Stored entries
────

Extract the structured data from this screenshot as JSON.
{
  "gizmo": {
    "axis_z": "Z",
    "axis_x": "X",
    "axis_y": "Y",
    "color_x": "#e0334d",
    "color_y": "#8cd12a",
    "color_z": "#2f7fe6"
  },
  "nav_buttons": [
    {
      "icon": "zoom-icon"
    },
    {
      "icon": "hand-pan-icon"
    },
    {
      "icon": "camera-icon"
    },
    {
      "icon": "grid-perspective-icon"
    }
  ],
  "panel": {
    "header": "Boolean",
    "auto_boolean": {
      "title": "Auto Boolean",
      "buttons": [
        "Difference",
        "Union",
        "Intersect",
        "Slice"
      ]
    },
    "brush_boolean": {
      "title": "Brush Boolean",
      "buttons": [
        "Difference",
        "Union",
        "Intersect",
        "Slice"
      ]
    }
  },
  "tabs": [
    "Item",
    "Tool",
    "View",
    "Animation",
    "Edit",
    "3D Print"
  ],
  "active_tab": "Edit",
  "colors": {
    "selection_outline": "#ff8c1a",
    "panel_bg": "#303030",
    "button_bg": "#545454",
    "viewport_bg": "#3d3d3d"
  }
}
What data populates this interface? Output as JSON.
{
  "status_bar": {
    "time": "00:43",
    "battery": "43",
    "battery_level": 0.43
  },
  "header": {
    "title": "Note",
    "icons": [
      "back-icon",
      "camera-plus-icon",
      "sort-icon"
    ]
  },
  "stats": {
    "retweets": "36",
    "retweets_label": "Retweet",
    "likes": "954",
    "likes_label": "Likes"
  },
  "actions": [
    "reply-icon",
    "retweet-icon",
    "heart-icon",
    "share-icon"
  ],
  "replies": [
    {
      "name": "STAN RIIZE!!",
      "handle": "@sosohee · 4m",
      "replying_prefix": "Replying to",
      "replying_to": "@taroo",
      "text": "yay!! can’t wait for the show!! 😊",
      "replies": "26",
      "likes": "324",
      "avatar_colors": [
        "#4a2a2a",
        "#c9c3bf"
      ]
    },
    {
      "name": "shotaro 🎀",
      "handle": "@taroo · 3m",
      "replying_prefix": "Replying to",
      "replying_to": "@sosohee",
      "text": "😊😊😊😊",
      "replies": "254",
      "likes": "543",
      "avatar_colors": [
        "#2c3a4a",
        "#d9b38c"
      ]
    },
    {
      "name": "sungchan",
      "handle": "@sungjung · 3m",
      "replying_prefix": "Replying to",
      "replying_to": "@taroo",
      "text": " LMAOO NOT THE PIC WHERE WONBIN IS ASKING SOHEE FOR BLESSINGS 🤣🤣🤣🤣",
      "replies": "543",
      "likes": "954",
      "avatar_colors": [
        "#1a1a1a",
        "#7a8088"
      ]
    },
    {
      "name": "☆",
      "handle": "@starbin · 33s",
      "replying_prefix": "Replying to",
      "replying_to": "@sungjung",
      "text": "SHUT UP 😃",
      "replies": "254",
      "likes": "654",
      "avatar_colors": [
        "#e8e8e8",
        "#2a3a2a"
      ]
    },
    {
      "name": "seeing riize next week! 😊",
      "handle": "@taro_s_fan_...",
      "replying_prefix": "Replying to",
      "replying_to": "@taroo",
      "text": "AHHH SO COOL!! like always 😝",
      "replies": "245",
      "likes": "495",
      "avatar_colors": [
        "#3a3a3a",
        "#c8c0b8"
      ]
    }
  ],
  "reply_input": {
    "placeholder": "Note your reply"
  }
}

────

EXERCISE DIRECTIONS
Check each line of the entries above for the word "data". List the ones that have it.

RESPONSE TO THIS TASK
Extract the structured data from this screenshot as JSON.
What data populates this interface? Output as JSON.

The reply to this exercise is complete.